• **WHAT YOU SHOULD DO**: Where a line of the material contains the string "Track", copy that line.

• **EXERCISE MATERIAL**:
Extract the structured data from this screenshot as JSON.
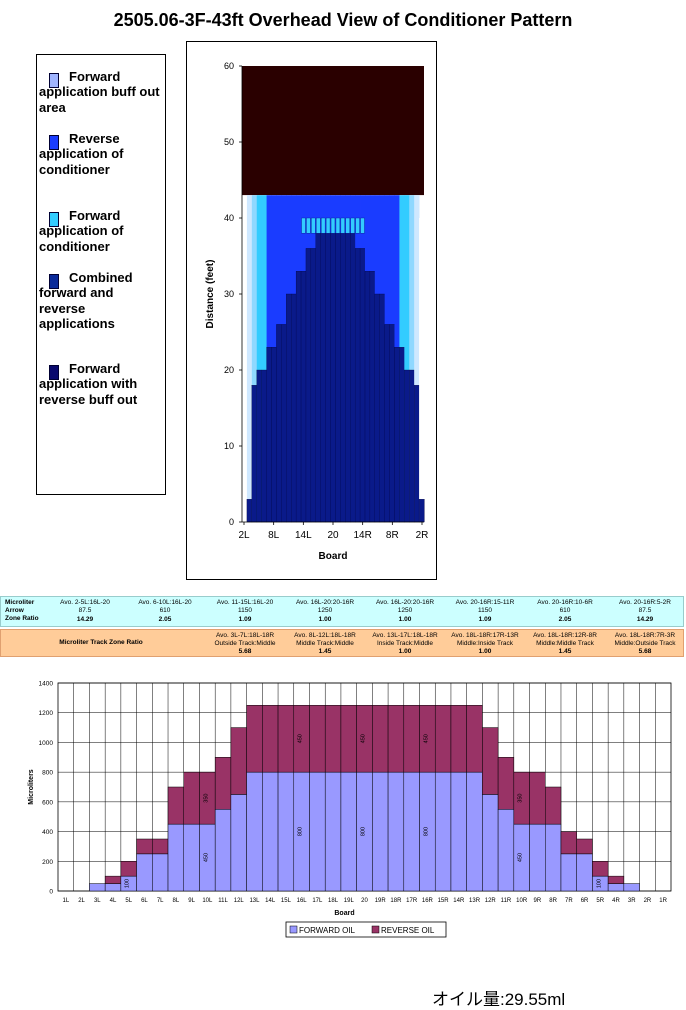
{
  "title": "2505.06-3F-43ft Overhead View of Conditioner Pattern",
  "legend": [
    {
      "lines": [
        "Forward",
        "application buff out",
        "area"
      ],
      "color": "#9fb4ff",
      "icon": "light-blue-gradient-swatch"
    },
    {
      "lines": [
        "Reverse",
        "application of",
        "conditioner"
      ],
      "color": "#1a3cff",
      "icon": "blue-swatch"
    },
    {
      "lines": [
        "Forward",
        "application of",
        "conditioner"
      ],
      "color": "#33ccff",
      "icon": "cyan-swatch"
    },
    {
      "lines": [
        "Combined",
        "forward and",
        "reverse",
        "applications"
      ],
      "color": "#0a2a9a",
      "icon": "dark-blue-swatch"
    },
    {
      "lines": [
        "Forward",
        "application with",
        "reverse buff out"
      ],
      "color": "#0a0a6e",
      "icon": "navy-swatch"
    }
  ],
  "tables": {
    "row1_labels": [
      "Microliter",
      "Arrow",
      "Zone Ratio"
    ],
    "row1": [
      {
        "zone": "Avo. 2-5L:16L-20",
        "ul": "87.5",
        "ratio": "14.29"
      },
      {
        "zone": "Avo. 6-10L:16L-20",
        "ul": "610",
        "ratio": "2.05"
      },
      {
        "zone": "Avo. 11-15L:16L-20",
        "ul": "1150",
        "ratio": "1.09"
      },
      {
        "zone": "Avo. 16L-20:20-16R",
        "ul": "1250",
        "ratio": "1.00"
      },
      {
        "zone": "Avo. 16L-20:20-16R",
        "ul": "1250",
        "ratio": "1.00"
      },
      {
        "zone": "Avo. 20-16R:15-11R",
        "ul": "1150",
        "ratio": "1.09"
      },
      {
        "zone": "Avo. 20-16R:10-6R",
        "ul": "610",
        "ratio": "2.05"
      },
      {
        "zone": "Avo. 20-16R:5-2R",
        "ul": "87.5",
        "ratio": "14.29"
      }
    ],
    "row2_label": "Microliter Track Zone Ratio",
    "row2": [
      {
        "zone": "Avo. 3L-7L:18L-18R",
        "desc": "Outside Track:Middle",
        "ratio": "5.68"
      },
      {
        "zone": "Avo. 8L-12L:18L-18R",
        "desc": "Middle Track:Middle",
        "ratio": "1.45"
      },
      {
        "zone": "Avo. 13L-17L:18L-18R",
        "desc": "Inside Track:Middle",
        "ratio": "1.00"
      },
      {
        "zone": "Avo. 18L-18R:17R-13R",
        "desc": "Middle:Inside Track",
        "ratio": "1.00"
      },
      {
        "zone": "Avo. 18L-18R:12R-8R",
        "desc": "Middle:Middle Track",
        "ratio": "1.45"
      },
      {
        "zone": "Avo. 18L-18R:7R-3R",
        "desc": "Middle:Outside Track",
        "ratio": "5.68"
      }
    ]
  },
  "chart_data": [
    {
      "type": "heatmap",
      "title": "",
      "xlabel": "Board",
      "ylabel": "Distance (feet)",
      "ylim": [
        0,
        60
      ],
      "yticks": [
        0,
        10,
        20,
        30,
        40,
        50,
        60
      ],
      "xticks": [
        "2L",
        "8L",
        "14L",
        "20",
        "14R",
        "8R",
        "2R"
      ],
      "oil_length_ft": 43,
      "boards": [
        "2L",
        "3L",
        "4L",
        "5L",
        "6L",
        "7L",
        "8L",
        "9L",
        "10L",
        "11L",
        "12L",
        "13L",
        "14L",
        "15L",
        "16L",
        "17L",
        "18L",
        "19L",
        "20",
        "19R",
        "18R",
        "17R",
        "16R",
        "15R",
        "14R",
        "13R",
        "12R",
        "11R",
        "10R",
        "9R",
        "8R",
        "7R",
        "6R",
        "5R",
        "4R",
        "3R",
        "2R"
      ],
      "core_length_ft": [
        0,
        3,
        18,
        20,
        20,
        23,
        23,
        26,
        26,
        30,
        30,
        33,
        33,
        36,
        36,
        38,
        38,
        38,
        38,
        38,
        38,
        38,
        38,
        36,
        36,
        33,
        33,
        30,
        30,
        26,
        26,
        23,
        23,
        20,
        20,
        18,
        3
      ],
      "cyan_band_ft": [
        38,
        40
      ],
      "colors": {
        "dry": "#2a0000",
        "core": "#0a1a8a",
        "reverse": "#1a3cff",
        "forward": "#33ccff",
        "buff": "#cfe8ff"
      }
    },
    {
      "type": "bar",
      "stacked": true,
      "xlabel": "Board",
      "ylabel": "Microliters",
      "ylim": [
        0,
        1400
      ],
      "yticks": [
        0,
        200,
        400,
        600,
        800,
        1000,
        1200,
        1400
      ],
      "categories": [
        "1L",
        "2L",
        "3L",
        "4L",
        "5L",
        "6L",
        "7L",
        "8L",
        "9L",
        "10L",
        "11L",
        "12L",
        "13L",
        "14L",
        "15L",
        "16L",
        "17L",
        "18L",
        "19L",
        "20",
        "19R",
        "18R",
        "17R",
        "16R",
        "15R",
        "14R",
        "13R",
        "12R",
        "11R",
        "10R",
        "9R",
        "8R",
        "7R",
        "6R",
        "5R",
        "4R",
        "3R",
        "2R",
        "1R"
      ],
      "series": [
        {
          "name": "FORWARD OIL",
          "color": "#9999ff",
          "values": [
            0,
            0,
            50,
            50,
            100,
            250,
            250,
            450,
            450,
            450,
            550,
            650,
            800,
            800,
            800,
            800,
            800,
            800,
            800,
            800,
            800,
            800,
            800,
            800,
            800,
            800,
            800,
            650,
            550,
            450,
            450,
            450,
            250,
            250,
            100,
            50,
            50,
            0,
            0
          ]
        },
        {
          "name": "REVERSE OIL",
          "color": "#993366",
          "values": [
            0,
            0,
            0,
            50,
            100,
            100,
            100,
            250,
            350,
            350,
            350,
            450,
            450,
            450,
            450,
            450,
            450,
            450,
            450,
            450,
            450,
            450,
            450,
            450,
            450,
            450,
            450,
            450,
            350,
            350,
            350,
            250,
            150,
            100,
            100,
            50,
            0,
            0,
            0
          ]
        }
      ],
      "segment_labels": [
        {
          "index": 4,
          "series": 0,
          "text": "100"
        },
        {
          "index": 9,
          "series": 0,
          "text": "450"
        },
        {
          "index": 9,
          "series": 1,
          "text": "350"
        },
        {
          "index": 15,
          "series": 0,
          "text": "800"
        },
        {
          "index": 15,
          "series": 1,
          "text": "450"
        },
        {
          "index": 19,
          "series": 0,
          "text": "800"
        },
        {
          "index": 19,
          "series": 1,
          "text": "450"
        },
        {
          "index": 23,
          "series": 0,
          "text": "800"
        },
        {
          "index": 23,
          "series": 1,
          "text": "450"
        },
        {
          "index": 29,
          "series": 0,
          "text": "450"
        },
        {
          "index": 29,
          "series": 1,
          "text": "350"
        },
        {
          "index": 34,
          "series": 0,
          "text": "100"
        }
      ]
    }
  ],
  "oil_volume": "オイル量:29.55ml"
}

• **SOLUTION FOR THIS EXERCISE**:
    "row2_label": "Microliter Track Zone Ratio",
        "desc": "Outside Track:Middle",
        "desc": "Middle Track:Middle",
        "desc": "Inside Track:Middle",
        "desc": "Middle:Inside Track",
        "desc": "Middle:Middle Track",
        "desc": "Middle:Outside Track",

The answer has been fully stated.